TASK INPUT ▸

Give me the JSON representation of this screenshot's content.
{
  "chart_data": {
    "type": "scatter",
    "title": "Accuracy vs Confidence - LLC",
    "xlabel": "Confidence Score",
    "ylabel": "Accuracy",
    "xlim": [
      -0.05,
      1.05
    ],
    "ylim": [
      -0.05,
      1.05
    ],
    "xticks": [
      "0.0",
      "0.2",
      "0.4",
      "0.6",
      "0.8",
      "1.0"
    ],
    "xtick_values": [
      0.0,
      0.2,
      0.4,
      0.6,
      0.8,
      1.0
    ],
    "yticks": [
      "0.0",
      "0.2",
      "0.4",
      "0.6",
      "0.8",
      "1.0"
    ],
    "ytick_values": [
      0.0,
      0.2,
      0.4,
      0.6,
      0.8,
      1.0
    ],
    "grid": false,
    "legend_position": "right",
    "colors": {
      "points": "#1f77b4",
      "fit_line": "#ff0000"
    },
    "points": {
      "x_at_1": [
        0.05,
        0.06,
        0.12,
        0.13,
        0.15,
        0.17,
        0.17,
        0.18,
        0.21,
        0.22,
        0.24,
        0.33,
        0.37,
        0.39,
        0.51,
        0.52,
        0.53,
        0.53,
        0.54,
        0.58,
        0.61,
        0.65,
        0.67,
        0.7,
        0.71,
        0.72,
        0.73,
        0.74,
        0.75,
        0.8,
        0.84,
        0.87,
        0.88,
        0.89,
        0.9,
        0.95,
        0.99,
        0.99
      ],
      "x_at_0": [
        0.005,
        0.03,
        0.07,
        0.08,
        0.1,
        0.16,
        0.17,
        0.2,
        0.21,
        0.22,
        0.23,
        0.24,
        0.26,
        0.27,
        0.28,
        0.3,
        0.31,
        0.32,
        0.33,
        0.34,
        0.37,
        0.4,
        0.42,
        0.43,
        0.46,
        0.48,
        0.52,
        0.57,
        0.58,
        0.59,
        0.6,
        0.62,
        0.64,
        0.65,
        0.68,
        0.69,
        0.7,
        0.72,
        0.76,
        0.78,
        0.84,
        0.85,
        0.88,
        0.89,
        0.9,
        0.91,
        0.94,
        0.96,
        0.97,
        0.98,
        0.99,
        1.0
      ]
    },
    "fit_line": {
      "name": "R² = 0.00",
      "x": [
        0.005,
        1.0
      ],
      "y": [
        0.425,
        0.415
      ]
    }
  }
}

WHAT IS REQUIRED ▸
In the entries above, find every line holding the word "Confidence" and copy it out.

SOLUTION ▸
    "title": "Accuracy vs Confidence - LLC",
    "xlabel": "Confidence Score",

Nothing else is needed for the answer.